▸ Material for this task:

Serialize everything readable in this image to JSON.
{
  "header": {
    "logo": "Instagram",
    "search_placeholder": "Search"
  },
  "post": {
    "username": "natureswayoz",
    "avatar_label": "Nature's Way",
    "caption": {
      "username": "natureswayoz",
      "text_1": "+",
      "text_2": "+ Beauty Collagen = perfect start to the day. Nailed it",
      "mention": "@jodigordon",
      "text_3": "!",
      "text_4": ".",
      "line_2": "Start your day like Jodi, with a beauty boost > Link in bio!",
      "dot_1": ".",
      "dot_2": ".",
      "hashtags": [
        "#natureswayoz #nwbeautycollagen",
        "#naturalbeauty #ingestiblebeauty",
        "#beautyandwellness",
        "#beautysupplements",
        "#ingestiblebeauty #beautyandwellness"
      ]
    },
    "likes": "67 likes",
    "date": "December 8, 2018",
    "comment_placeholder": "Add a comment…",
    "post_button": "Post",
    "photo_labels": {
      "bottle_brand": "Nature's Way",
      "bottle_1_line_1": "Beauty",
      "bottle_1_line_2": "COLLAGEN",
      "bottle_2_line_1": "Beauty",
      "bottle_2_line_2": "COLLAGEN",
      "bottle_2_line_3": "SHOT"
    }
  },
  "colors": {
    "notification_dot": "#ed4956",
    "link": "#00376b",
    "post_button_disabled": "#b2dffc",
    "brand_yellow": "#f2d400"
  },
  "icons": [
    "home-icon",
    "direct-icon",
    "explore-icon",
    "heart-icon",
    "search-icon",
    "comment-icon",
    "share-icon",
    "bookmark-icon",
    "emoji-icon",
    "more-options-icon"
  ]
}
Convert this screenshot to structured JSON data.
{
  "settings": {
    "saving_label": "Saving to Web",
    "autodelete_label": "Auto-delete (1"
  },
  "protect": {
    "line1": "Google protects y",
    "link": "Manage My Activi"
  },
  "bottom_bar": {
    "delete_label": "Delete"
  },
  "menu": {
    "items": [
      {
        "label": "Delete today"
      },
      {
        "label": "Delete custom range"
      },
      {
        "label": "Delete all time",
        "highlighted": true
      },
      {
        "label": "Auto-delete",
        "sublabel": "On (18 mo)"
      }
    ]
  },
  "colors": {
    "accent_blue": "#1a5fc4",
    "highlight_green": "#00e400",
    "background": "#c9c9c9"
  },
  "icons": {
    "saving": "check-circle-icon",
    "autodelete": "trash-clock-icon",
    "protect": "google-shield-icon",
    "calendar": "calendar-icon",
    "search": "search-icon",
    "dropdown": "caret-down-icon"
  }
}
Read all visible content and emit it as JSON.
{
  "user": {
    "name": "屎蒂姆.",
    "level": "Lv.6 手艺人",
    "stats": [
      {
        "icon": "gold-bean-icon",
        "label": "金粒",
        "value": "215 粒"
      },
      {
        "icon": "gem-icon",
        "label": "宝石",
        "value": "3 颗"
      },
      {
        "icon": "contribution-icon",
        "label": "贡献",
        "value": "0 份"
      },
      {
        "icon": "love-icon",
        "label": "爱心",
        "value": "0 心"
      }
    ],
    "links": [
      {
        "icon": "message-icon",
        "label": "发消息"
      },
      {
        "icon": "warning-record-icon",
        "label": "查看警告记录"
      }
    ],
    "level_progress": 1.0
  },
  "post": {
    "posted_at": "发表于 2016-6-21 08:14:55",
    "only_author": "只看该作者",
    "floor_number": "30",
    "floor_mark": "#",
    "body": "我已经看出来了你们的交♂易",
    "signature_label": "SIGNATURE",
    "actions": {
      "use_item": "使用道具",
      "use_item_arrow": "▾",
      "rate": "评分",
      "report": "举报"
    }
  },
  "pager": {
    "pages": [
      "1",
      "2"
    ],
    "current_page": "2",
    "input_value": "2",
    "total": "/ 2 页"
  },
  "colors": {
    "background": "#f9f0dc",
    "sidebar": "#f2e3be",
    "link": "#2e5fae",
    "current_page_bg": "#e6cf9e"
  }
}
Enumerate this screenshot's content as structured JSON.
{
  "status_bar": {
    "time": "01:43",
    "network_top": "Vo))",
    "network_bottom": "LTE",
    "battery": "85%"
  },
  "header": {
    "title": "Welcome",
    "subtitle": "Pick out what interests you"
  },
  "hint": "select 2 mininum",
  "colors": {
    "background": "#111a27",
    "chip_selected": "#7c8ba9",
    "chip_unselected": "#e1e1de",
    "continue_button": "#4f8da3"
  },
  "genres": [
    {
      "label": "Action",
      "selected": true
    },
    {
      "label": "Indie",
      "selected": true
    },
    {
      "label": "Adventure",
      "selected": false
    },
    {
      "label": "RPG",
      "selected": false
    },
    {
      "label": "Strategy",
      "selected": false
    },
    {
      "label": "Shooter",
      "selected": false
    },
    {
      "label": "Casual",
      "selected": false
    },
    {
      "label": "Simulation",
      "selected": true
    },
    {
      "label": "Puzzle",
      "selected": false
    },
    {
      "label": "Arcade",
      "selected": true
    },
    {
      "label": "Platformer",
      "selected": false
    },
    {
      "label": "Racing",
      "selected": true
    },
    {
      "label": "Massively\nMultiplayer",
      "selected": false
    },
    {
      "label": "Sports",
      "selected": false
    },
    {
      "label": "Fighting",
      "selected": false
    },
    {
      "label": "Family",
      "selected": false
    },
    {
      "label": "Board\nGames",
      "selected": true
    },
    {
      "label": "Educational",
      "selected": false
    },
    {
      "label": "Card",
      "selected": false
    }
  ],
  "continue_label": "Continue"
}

▸ Exercise directions: Copy every record above exactly as it appears.

▸ Output:
Serialize everything readable in this image to JSON.
{
  "header": {
    "logo": "Instagram",
    "search_placeholder": "Search"
  },
  "post": {
    "username": "natureswayoz",
    "avatar_label": "Nature's Way",
    "caption": {
      "username": "natureswayoz",
      "text_1": "+",
      "text_2": "+ Beauty Collagen = perfect start to the day. Nailed it",
      "mention": "@jodigordon",
      "text_3": "!",
      "text_4": ".",
      "line_2": "Start your day like Jodi, with a beauty boost > Link in bio!",
      "dot_1": ".",
      "dot_2": ".",
      "hashtags": [
        "#natureswayoz #nwbeautycollagen",
        "#naturalbeauty #ingestiblebeauty",
        "#beautyandwellness",
        "#beautysupplements",
        "#ingestiblebeauty #beautyandwellness"
      ]
    },
    "likes": "67 likes",
    "date": "December 8, 2018",
    "comment_placeholder": "Add a comment…",
    "post_button": "Post",
    "photo_labels": {
      "bottle_brand": "Nature's Way",
      "bottle_1_line_1": "Beauty",
      "bottle_1_line_2": "COLLAGEN",
      "bottle_2_line_1": "Beauty",
      "bottle_2_line_2": "COLLAGEN",
      "bottle_2_line_3": "SHOT"
    }
  },
  "colors": {
    "notification_dot": "#ed4956",
    "link": "#00376b",
    "post_button_disabled": "#b2dffc",
    "brand_yellow": "#f2d400"
  },
  "icons": [
    "home-icon",
    "direct-icon",
    "explore-icon",
    "heart-icon",
    "search-icon",
    "comment-icon",
    "share-icon",
    "bookmark-icon",
    "emoji-icon",
    "more-options-icon"
  ]
}
Convert this screenshot to structured JSON data.
{
  "settings": {
    "saving_label": "Saving to Web",
    "autodelete_label": "Auto-delete (1"
  },
  "protect": {
    "line1": "Google protects y",
    "link": "Manage My Activi"
  },
  "bottom_bar": {
    "delete_label": "Delete"
  },
  "menu": {
    "items": [
      {
        "label": "Delete today"
      },
      {
        "label": "Delete custom range"
      },
      {
        "label": "Delete all time",
        "highlighted": true
      },
      {
        "label": "Auto-delete",
        "sublabel": "On (18 mo)"
      }
    ]
  },
  "colors": {
    "accent_blue": "#1a5fc4",
    "highlight_green": "#00e400",
    "background": "#c9c9c9"
  },
  "icons": {
    "saving": "check-circle-icon",
    "autodelete": "trash-clock-icon",
    "protect": "google-shield-icon",
    "calendar": "calendar-icon",
    "search": "search-icon",
    "dropdown": "caret-down-icon"
  }
}
Read all visible content and emit it as JSON.
{
  "user": {
    "name": "屎蒂姆.",
    "level": "Lv.6 手艺人",
    "stats": [
      {
        "icon": "gold-bean-icon",
        "label": "金粒",
        "value": "215 粒"
      },
      {
        "icon": "gem-icon",
        "label": "宝石",
        "value": "3 颗"
      },
      {
        "icon": "contribution-icon",
        "label": "贡献",
        "value": "0 份"
      },
      {
        "icon": "love-icon",
        "label": "爱心",
        "value": "0 心"
      }
    ],
    "links": [
      {
        "icon": "message-icon",
        "label": "发消息"
      },
      {
        "icon": "warning-record-icon",
        "label": "查看警告记录"
      }
    ],
    "level_progress": 1.0
  },
  "post": {
    "posted_at": "发表于 2016-6-21 08:14:55",
    "only_author": "只看该作者",
    "floor_number": "30",
    "floor_mark": "#",
    "body": "我已经看出来了你们的交♂易",
    "signature_label": "SIGNATURE",
    "actions": {
      "use_item": "使用道具",
      "use_item_arrow": "▾",
      "rate": "评分",
      "report": "举报"
    }
  },
  "pager": {
    "pages": [
      "1",
      "2"
    ],
    "current_page": "2",
    "input_value": "2",
    "total": "/ 2 页"
  },
  "colors": {
    "background": "#f9f0dc",
    "sidebar": "#f2e3be",
    "link": "#2e5fae",
    "current_page_bg": "#e6cf9e"
  }
}
Enumerate this screenshot's content as structured JSON.
{
  "status_bar": {
    "time": "01:43",
    "network_top": "Vo))",
    "network_bottom": "LTE",
    "battery": "85%"
  },
  "header": {
    "title": "Welcome",
    "subtitle": "Pick out what interests you"
  },
  "hint": "select 2 mininum",
  "colors": {
    "background": "#111a27",
    "chip_selected": "#7c8ba9",
    "chip_unselected": "#e1e1de",
    "continue_button": "#4f8da3"
  },
  "genres": [
    {
      "label": "Action",
      "selected": true
    },
    {
      "label": "Indie",
      "selected": true
    },
    {
      "label": "Adventure",
      "selected": false
    },
    {
      "label": "RPG",
      "selected": false
    },
    {
      "label": "Strategy",
      "selected": false
    },
    {
      "label": "Shooter",
      "selected": false
    },
    {
      "label": "Casual",
      "selected": false
    },
    {
      "label": "Simulation",
      "selected": true
    },
    {
      "label": "Puzzle",
      "selected": false
    },
    {
      "label": "Arcade",
      "selected": true
    },
    {
      "label": "Platformer",
      "selected": false
    },
    {
      "label": "Racing",
      "selected": true
    },
    {
      "label": "Massively\nMultiplayer",
      "selected": false
    },
    {
      "label": "Sports",
      "selected": false
    },
    {
      "label": "Fighting",
      "selected": false
    },
    {
      "label": "Family",
      "selected": false
    },
    {
      "label": "Board\nGames",
      "selected": true
    },
    {
      "label": "Educational",
      "selected": false
    },
    {
      "label": "Card",
      "selected": false
    }
  ],
  "continue_label": "Continue"
}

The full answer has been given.